[Dataset rows describing interfaces]
..........
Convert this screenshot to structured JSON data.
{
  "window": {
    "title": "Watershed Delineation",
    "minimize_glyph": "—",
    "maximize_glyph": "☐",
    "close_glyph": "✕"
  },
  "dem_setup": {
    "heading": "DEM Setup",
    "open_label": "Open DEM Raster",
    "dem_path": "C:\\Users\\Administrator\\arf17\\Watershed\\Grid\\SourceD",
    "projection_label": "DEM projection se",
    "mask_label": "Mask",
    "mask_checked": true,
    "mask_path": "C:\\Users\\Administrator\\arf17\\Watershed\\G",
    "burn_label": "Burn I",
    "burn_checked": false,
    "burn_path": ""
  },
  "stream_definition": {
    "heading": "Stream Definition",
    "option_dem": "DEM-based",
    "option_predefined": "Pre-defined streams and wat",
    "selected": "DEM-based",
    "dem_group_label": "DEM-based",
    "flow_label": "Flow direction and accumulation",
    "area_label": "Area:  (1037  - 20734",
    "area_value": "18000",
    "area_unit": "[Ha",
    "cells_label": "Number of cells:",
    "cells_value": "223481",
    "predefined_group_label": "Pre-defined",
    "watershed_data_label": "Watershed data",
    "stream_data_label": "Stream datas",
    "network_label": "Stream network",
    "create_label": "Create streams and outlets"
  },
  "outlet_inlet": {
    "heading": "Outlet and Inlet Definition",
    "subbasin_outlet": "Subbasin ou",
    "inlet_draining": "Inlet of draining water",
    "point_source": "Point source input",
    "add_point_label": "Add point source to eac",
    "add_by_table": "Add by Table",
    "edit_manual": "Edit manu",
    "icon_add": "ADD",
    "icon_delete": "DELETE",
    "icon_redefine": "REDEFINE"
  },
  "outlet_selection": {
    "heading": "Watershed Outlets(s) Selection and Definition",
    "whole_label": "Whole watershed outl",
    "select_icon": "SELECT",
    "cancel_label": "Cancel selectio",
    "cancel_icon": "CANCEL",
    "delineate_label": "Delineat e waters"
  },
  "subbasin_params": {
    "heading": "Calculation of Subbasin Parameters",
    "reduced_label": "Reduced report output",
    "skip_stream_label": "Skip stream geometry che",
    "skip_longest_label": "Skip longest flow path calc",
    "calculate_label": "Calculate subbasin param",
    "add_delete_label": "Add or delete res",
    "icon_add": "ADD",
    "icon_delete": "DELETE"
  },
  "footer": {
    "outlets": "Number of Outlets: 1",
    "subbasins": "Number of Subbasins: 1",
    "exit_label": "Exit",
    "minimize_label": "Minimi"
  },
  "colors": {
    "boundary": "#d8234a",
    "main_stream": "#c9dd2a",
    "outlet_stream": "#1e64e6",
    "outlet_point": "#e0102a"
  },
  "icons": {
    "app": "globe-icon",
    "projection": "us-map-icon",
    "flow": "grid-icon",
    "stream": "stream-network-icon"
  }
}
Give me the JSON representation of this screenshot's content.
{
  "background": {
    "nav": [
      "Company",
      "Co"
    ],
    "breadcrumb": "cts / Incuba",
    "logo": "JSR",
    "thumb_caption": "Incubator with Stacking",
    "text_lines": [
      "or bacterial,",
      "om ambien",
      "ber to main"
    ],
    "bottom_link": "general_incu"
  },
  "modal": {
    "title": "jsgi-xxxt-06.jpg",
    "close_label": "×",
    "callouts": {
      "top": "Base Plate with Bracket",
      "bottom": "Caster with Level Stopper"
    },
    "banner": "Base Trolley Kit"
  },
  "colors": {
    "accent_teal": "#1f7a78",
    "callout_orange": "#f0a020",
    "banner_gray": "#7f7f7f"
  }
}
..........
Note each line above that holds "Users", then copy all of them.

_Exercise result_
    "dem_path": "C:\\Users\\Administrator\\arf17\\Watershed\\Grid\\SourceD",
    "mask_path": "C:\\Users\\Administrator\\arf17\\Watershed\\G",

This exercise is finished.